▶ [Job]: Rewrite every line of the entries below, replacing "candle-body" with "candlestick-body" wherever it occurs and leaving everything else unchanged.

▶ [Material provided]:
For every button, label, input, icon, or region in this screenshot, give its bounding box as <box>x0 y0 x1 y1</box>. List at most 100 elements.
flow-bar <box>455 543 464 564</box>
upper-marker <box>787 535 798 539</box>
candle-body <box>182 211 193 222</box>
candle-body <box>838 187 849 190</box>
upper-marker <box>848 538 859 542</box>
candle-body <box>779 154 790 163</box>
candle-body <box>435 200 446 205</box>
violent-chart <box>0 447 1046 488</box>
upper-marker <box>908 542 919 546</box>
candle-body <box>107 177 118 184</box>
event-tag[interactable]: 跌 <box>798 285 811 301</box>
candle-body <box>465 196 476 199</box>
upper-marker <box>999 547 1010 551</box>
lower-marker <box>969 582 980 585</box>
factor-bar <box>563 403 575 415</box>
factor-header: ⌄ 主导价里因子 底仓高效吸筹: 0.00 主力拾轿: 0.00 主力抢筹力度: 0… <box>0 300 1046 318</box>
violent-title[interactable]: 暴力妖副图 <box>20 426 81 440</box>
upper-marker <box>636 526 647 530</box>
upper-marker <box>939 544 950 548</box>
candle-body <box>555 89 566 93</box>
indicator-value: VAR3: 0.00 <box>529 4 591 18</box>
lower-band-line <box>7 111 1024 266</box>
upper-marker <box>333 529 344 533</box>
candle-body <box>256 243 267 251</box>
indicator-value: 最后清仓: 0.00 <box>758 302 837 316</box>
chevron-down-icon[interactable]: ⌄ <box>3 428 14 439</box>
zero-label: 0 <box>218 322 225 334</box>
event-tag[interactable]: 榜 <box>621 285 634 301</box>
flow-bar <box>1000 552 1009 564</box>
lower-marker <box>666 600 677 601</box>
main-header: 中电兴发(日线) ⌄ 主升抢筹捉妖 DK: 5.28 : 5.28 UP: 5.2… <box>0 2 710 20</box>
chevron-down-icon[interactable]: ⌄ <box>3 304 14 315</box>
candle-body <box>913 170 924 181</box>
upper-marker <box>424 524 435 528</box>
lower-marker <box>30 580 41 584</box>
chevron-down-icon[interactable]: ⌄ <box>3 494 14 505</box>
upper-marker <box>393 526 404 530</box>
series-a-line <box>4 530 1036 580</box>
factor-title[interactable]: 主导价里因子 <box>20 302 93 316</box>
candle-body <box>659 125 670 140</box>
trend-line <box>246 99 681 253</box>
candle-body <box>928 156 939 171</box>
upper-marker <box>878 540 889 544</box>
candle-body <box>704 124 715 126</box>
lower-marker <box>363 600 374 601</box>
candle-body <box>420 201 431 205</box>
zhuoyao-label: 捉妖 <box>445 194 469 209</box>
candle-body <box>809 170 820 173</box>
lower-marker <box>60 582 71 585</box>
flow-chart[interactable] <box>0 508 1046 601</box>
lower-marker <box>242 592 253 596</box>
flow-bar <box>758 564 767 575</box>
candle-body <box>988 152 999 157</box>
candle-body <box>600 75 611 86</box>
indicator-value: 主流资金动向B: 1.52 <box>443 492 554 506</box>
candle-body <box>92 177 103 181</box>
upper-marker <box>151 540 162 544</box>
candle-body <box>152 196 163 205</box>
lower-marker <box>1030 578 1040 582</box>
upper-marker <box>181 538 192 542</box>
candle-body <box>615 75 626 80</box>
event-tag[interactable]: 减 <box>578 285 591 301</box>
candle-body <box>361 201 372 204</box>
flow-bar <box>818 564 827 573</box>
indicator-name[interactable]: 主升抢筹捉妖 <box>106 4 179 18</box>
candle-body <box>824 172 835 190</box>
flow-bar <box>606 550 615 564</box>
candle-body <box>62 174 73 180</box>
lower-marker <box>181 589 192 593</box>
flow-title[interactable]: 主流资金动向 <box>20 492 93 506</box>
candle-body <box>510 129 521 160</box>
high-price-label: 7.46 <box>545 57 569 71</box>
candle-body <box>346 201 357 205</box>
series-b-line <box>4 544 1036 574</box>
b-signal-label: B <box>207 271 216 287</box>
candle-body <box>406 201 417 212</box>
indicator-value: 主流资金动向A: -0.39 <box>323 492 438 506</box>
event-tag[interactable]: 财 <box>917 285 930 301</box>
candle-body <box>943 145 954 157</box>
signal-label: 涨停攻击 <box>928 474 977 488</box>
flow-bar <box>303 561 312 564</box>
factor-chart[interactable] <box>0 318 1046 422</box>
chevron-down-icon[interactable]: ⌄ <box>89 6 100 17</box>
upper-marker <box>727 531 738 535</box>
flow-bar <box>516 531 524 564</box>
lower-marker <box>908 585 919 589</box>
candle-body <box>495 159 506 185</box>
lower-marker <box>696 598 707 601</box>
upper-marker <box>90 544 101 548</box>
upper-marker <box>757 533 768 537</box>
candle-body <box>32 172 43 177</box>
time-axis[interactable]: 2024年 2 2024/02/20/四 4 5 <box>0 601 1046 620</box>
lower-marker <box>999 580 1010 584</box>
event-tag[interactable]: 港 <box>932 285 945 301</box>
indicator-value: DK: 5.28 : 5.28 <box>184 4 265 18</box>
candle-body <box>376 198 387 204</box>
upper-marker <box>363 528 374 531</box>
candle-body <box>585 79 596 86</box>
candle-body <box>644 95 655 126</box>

▶ [Output of the task]:
For every button, label, input, icon, or region in this screenshot, give its bounding box as <box>x0 y0 x1 y1</box>. List at most 100 elements.
flow-bar <box>455 543 464 564</box>
upper-marker <box>787 535 798 539</box>
candlestick-body <box>182 211 193 222</box>
candlestick-body <box>838 187 849 190</box>
upper-marker <box>848 538 859 542</box>
candlestick-body <box>779 154 790 163</box>
candlestick-body <box>435 200 446 205</box>
violent-chart <box>0 447 1046 488</box>
upper-marker <box>908 542 919 546</box>
candlestick-body <box>107 177 118 184</box>
event-tag[interactable]: 跌 <box>798 285 811 301</box>
candlestick-body <box>465 196 476 199</box>
upper-marker <box>999 547 1010 551</box>
lower-marker <box>969 582 980 585</box>
factor-bar <box>563 403 575 415</box>
factor-header: ⌄ 主导价里因子 底仓高效吸筹: 0.00 主力拾轿: 0.00 主力抢筹力度: 0… <box>0 300 1046 318</box>
violent-title[interactable]: 暴力妖副图 <box>20 426 81 440</box>
upper-marker <box>636 526 647 530</box>
upper-marker <box>939 544 950 548</box>
candlestick-body <box>555 89 566 93</box>
indicator-value: VAR3: 0.00 <box>529 4 591 18</box>
lower-band-line <box>7 111 1024 266</box>
upper-marker <box>333 529 344 533</box>
candlestick-body <box>256 243 267 251</box>
indicator-value: 最后清仓: 0.00 <box>758 302 837 316</box>
chevron-down-icon[interactable]: ⌄ <box>3 428 14 439</box>
zero-label: 0 <box>218 322 225 334</box>
event-tag[interactable]: 榜 <box>621 285 634 301</box>
flow-bar <box>1000 552 1009 564</box>
lower-marker <box>666 600 677 601</box>
main-header: 中电兴发(日线) ⌄ 主升抢筹捉妖 DK: 5.28 : 5.28 UP: 5.2… <box>0 2 710 20</box>
chevron-down-icon[interactable]: ⌄ <box>3 304 14 315</box>
candlestick-body <box>913 170 924 181</box>
upper-marker <box>424 524 435 528</box>
lower-marker <box>30 580 41 584</box>
chevron-down-icon[interactable]: ⌄ <box>3 494 14 505</box>
upper-marker <box>393 526 404 530</box>
series-a-line <box>4 530 1036 580</box>
factor-title[interactable]: 主导价里因子 <box>20 302 93 316</box>
candlestick-body <box>659 125 670 140</box>
trend-line <box>246 99 681 253</box>
candlestick-body <box>928 156 939 171</box>
upper-marker <box>878 540 889 544</box>
candlestick-body <box>704 124 715 126</box>
lower-marker <box>363 600 374 601</box>
candlestick-body <box>420 201 431 205</box>
zhuoyao-label: 捉妖 <box>445 194 469 209</box>
candlestick-body <box>809 170 820 173</box>
lower-marker <box>60 582 71 585</box>
flow-chart[interactable] <box>0 508 1046 601</box>
lower-marker <box>242 592 253 596</box>
flow-bar <box>758 564 767 575</box>
candlestick-body <box>988 152 999 157</box>
candlestick-body <box>600 75 611 86</box>
indicator-value: 主流资金动向B: 1.52 <box>443 492 554 506</box>
candlestick-body <box>92 177 103 181</box>
upper-marker <box>151 540 162 544</box>
candlestick-body <box>152 196 163 205</box>
lower-marker <box>1030 578 1040 582</box>
upper-marker <box>181 538 192 542</box>
candlestick-body <box>615 75 626 80</box>
event-tag[interactable]: 减 <box>578 285 591 301</box>
candlestick-body <box>361 201 372 204</box>
flow-bar <box>818 564 827 573</box>
indicator-name[interactable]: 主升抢筹捉妖 <box>106 4 179 18</box>
candlestick-body <box>824 172 835 190</box>
flow-bar <box>606 550 615 564</box>
candlestick-body <box>62 174 73 180</box>
lower-marker <box>181 589 192 593</box>
flow-title[interactable]: 主流资金动向 <box>20 492 93 506</box>
candlestick-body <box>510 129 521 160</box>
high-price-label: 7.46 <box>545 57 569 71</box>
candlestick-body <box>346 201 357 205</box>
series-b-line <box>4 544 1036 574</box>
b-signal-label: B <box>207 271 216 287</box>
candlestick-body <box>406 201 417 212</box>
indicator-value: 主流资金动向A: -0.39 <box>323 492 438 506</box>
event-tag[interactable]: 财 <box>917 285 930 301</box>
candlestick-body <box>943 145 954 157</box>
signal-label: 涨停攻击 <box>928 474 977 488</box>
flow-bar <box>303 561 312 564</box>
factor-chart[interactable] <box>0 318 1046 422</box>
chevron-down-icon[interactable]: ⌄ <box>89 6 100 17</box>
upper-marker <box>727 531 738 535</box>
flow-bar <box>516 531 524 564</box>
lower-marker <box>908 585 919 589</box>
candlestick-body <box>495 159 506 185</box>
lower-marker <box>696 598 707 601</box>
upper-marker <box>90 544 101 548</box>
upper-marker <box>757 533 768 537</box>
candlestick-body <box>32 172 43 177</box>
time-axis[interactable]: 2024年 2 2024/02/20/四 4 5 <box>0 601 1046 620</box>
lower-marker <box>999 580 1010 584</box>
event-tag[interactable]: 港 <box>932 285 945 301</box>
indicator-value: DK: 5.28 : 5.28 <box>184 4 265 18</box>
candlestick-body <box>376 198 387 204</box>
upper-marker <box>363 528 374 531</box>
candlestick-body <box>585 79 596 86</box>
candlestick-body <box>644 95 655 126</box>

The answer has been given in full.